Il existe une façon simple de faire échouer un projet logiciel : commencer à coder avant de savoir précisément ce que l'on construit. C'est pourtant la norme dans beaucoup d'équipes — l'enthousiasme du démarrage l'emporte sur la rigueur du cadrage. Le résultat se paie plus tard, en dérive de périmètre, en bugs découverts après coup et en refontes coûteuses.
Ce qu'est le spec-driven development
Le principe : aucune ligne de code n'est écrite sans une spécification validée. Chaque chantier suit des phases distinctes — recherche, spécification, plan technique, exécution, revue — sans jamais en fusionner deux. Chaque phase se termine par une validation explicite avant de passer à la suivante.
Pourquoi ça marche
La recherche d'abord. On comprend le contexte, les contraintes et l'existant avant de décider. C'est la phase la plus négligée et la plus rentable : la moitié des mauvaises décisions techniques viennent d'une méconnaissance de ce qui existe déjà.

(Extrait de données):

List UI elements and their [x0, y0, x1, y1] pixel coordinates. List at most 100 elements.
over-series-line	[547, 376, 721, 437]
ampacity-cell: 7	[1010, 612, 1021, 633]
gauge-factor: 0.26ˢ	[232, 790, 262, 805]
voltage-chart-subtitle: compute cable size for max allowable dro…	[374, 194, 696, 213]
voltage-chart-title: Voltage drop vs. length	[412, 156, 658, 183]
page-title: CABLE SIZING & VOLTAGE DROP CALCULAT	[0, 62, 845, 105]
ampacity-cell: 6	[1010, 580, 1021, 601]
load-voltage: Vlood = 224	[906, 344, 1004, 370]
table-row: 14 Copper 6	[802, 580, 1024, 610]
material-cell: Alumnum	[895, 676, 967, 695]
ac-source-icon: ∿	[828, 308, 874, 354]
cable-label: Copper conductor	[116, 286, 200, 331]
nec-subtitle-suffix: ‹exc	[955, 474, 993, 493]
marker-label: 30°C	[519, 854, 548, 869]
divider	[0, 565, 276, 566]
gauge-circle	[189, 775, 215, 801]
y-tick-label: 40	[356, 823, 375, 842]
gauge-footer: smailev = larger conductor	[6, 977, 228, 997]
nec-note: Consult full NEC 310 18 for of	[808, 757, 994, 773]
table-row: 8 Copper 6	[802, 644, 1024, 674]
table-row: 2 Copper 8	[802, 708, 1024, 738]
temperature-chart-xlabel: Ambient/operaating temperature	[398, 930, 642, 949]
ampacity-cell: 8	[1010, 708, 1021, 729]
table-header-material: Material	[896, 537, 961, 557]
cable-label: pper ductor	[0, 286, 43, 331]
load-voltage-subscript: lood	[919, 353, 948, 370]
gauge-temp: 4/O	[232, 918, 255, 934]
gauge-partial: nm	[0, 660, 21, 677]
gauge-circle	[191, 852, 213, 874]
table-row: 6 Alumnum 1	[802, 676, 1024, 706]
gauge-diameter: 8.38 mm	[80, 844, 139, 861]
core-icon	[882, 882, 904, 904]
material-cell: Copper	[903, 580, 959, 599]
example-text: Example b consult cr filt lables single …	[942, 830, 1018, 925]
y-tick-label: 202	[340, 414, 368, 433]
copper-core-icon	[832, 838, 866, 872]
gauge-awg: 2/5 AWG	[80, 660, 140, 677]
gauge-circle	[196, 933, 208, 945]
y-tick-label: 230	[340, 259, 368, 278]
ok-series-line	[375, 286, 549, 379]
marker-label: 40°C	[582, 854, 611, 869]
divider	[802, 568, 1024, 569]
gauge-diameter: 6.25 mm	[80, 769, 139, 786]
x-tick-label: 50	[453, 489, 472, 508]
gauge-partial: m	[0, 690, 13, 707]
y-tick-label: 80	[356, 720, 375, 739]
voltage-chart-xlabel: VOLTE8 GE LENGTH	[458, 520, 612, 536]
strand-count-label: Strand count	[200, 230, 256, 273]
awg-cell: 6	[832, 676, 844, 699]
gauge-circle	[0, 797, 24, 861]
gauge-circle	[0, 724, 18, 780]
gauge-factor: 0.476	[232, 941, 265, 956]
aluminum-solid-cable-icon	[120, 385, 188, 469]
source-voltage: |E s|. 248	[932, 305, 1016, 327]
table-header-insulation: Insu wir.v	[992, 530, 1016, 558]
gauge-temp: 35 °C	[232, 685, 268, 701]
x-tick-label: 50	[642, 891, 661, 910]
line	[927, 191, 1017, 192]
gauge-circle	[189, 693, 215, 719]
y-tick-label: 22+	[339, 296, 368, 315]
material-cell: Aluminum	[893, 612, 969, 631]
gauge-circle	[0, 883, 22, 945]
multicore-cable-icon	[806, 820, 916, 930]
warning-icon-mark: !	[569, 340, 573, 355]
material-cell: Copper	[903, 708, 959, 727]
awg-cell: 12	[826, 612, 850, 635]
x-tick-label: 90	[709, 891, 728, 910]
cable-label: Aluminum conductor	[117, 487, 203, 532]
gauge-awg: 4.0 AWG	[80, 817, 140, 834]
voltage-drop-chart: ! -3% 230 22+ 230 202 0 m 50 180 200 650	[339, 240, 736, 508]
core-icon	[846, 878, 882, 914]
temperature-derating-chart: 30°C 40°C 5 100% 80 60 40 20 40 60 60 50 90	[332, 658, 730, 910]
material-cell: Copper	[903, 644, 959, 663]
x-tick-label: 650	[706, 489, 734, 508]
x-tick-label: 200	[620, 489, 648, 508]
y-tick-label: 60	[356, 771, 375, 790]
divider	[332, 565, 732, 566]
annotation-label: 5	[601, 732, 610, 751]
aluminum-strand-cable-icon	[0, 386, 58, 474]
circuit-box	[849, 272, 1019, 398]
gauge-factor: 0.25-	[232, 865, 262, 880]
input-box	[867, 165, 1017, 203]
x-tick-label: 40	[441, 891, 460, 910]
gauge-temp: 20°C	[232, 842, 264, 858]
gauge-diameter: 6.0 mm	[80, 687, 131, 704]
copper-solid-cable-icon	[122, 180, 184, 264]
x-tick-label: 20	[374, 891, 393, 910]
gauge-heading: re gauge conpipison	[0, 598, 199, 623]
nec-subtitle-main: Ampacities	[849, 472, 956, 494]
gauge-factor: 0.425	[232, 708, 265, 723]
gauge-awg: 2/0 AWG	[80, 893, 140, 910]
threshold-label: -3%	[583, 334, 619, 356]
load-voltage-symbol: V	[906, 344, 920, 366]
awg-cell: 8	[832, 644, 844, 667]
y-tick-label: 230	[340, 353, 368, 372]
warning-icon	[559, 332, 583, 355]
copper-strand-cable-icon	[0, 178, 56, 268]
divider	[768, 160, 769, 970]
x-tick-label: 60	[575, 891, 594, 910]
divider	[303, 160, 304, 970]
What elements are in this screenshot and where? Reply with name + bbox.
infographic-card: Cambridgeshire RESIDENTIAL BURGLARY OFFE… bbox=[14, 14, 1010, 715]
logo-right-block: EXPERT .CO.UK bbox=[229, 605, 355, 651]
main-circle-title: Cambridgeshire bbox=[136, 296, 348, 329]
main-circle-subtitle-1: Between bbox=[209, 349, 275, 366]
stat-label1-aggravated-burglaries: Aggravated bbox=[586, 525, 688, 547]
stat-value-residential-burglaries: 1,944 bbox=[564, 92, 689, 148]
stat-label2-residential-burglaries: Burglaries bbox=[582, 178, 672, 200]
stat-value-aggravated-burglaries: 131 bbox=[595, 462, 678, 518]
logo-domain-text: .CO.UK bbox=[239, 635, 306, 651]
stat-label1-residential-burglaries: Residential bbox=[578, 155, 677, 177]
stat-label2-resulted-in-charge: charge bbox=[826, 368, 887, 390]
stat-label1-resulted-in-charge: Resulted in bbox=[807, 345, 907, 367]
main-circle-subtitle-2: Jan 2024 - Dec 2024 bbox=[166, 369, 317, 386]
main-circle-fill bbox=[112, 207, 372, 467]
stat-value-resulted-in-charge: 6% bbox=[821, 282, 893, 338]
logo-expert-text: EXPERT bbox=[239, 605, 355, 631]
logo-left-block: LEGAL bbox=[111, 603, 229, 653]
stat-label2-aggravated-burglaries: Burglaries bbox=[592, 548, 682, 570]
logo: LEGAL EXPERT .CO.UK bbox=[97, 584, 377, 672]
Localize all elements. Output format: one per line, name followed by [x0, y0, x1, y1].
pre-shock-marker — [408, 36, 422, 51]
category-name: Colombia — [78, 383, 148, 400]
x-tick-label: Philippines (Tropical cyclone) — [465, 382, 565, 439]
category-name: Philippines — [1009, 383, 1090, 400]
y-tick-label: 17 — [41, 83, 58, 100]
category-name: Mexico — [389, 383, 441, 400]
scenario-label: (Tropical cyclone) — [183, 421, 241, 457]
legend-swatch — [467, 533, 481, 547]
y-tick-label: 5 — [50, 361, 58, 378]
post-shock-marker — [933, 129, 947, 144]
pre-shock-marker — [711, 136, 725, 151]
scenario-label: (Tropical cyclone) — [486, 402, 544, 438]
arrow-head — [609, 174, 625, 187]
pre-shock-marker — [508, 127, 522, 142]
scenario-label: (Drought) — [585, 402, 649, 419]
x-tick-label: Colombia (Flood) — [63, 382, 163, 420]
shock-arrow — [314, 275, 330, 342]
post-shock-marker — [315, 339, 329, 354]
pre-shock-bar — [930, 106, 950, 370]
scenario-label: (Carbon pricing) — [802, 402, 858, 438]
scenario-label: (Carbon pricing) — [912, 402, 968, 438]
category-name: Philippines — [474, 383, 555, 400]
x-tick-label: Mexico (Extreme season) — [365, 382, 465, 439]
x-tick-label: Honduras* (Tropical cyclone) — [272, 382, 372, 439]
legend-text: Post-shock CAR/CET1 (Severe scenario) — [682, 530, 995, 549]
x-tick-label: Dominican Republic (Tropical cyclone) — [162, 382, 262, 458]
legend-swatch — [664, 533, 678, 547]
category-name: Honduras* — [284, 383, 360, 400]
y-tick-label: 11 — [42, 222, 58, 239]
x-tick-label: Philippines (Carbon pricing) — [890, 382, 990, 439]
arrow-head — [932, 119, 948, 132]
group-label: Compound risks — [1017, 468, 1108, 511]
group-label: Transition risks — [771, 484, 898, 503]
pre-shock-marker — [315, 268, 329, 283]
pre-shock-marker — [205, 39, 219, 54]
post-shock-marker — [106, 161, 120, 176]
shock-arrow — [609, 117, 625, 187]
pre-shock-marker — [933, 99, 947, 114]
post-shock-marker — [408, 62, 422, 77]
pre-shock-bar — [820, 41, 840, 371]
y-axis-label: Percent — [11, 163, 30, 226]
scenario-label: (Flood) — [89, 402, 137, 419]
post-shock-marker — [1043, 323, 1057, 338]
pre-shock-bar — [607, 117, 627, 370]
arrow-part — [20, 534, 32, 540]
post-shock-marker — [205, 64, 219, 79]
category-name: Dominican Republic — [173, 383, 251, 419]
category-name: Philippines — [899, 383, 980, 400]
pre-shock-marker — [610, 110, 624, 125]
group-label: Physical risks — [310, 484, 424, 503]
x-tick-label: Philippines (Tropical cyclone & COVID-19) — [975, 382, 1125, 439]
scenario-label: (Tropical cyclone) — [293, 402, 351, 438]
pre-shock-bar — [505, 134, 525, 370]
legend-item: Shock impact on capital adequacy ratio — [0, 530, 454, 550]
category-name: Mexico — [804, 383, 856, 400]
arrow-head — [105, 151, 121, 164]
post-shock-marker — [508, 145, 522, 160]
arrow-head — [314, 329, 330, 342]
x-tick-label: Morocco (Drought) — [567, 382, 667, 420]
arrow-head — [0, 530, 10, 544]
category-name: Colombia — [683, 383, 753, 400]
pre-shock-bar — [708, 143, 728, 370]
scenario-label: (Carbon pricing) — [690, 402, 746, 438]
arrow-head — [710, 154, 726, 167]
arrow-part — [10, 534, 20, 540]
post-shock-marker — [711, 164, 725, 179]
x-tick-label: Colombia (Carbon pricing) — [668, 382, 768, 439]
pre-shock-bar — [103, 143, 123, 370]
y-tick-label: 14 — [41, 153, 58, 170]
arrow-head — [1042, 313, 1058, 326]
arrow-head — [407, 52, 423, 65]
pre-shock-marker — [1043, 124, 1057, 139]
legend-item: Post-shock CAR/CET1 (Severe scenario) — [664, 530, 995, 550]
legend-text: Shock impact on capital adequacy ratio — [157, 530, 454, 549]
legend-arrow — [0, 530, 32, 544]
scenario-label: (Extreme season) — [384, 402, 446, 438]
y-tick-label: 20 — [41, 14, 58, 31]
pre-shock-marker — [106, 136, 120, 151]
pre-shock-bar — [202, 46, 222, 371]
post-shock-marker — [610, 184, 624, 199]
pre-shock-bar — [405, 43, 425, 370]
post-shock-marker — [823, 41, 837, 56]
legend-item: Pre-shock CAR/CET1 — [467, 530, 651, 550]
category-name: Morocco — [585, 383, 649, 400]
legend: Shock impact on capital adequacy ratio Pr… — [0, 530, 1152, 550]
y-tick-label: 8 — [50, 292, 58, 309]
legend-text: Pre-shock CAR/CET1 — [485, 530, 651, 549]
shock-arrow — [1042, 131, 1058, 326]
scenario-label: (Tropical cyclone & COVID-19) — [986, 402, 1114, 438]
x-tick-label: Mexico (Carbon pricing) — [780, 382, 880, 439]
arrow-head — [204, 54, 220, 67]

(Consignes de travail):
1. Dans le texte sur le spec-driven development, par quoi chaque phase se termine-t-elle ?
2. Prolongez le texte sur le spec-driven development après sa dernière phrase.
Les enregistrements forment un matériau indépendant du texte sur le spec-driven development.

(Corrigé de l'exercice):
1. Par une validation explicite avant de passer à la suivante.

2.
La spécification comme contrat. Le périmètre fonctionnel et les cas limites sont écrits noir sur blanc et validés avec les métiers. Ce document devient à la fois le contrat, la référence et — bonus non négligeable — la documentation du système.
Le plan avant le code. Le découpage technique et le séquencement sont validés avant la première ligne. On sait où l'on va, dans quel ordre, et pourquoi.
À l'ère de l'IA, c'est encore plus vrai
Les assistants de développement par IA accélèrent considérablement l'écriture de code. Mais un code produit vite sur une base floue, c'est simplement se tromper plus vite. La spécification est ce qui transforme la vélocité de l'IA en valeur réelle : elle donne à l'assistant — et à l'ingénieur qui le pilote — une cible précise. Sans elle, on obtient beaucoup de code, rarement le bon.
Ce que ça change pour le client
Pas de dérive de périmètre ni de budget, des décisions tracées, et une capacité à dire non à temps quand une demande sort du cadre. Le cadrage initial coûte quelques jours ; il en fait économiser des semaines.
Chez Diwai, chaque projet — y compris notre propre produit, Coloé.ai — passe par ce cycle. Ce n'est pas une contrainte administrative : c'est ce qui permet d'aller vite sans casser.